Stored entries
______________________________
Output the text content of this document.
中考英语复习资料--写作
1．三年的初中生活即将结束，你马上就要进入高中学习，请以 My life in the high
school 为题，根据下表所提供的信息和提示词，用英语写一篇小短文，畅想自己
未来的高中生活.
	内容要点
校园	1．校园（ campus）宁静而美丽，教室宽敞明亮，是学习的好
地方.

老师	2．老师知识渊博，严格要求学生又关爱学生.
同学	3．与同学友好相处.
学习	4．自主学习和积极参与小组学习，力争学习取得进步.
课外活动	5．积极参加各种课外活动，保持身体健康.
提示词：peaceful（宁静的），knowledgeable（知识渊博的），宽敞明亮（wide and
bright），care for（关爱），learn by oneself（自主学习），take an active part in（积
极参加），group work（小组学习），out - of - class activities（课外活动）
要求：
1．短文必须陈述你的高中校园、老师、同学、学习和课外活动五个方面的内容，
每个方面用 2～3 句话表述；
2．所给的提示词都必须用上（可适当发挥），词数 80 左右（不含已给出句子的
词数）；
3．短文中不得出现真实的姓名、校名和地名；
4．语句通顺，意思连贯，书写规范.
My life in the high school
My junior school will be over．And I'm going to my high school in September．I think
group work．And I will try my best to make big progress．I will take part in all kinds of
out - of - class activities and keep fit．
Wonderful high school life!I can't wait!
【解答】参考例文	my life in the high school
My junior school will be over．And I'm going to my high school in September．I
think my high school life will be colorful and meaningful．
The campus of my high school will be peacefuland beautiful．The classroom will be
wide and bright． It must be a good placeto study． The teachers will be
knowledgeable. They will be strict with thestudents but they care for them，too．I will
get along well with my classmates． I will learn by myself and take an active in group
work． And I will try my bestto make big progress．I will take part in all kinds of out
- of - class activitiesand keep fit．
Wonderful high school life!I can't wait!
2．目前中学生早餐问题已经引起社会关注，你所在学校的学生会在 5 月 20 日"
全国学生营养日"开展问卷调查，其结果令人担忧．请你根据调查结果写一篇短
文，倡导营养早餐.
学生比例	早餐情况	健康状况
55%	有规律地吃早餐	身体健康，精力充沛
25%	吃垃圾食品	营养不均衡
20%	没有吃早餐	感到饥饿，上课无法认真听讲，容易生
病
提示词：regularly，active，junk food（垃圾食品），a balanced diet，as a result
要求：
______________________________
▸ **Task statement**:
Find every line with "kinds" in the listing and state how many there are, nothing else.

▸ **Complete answer**:
2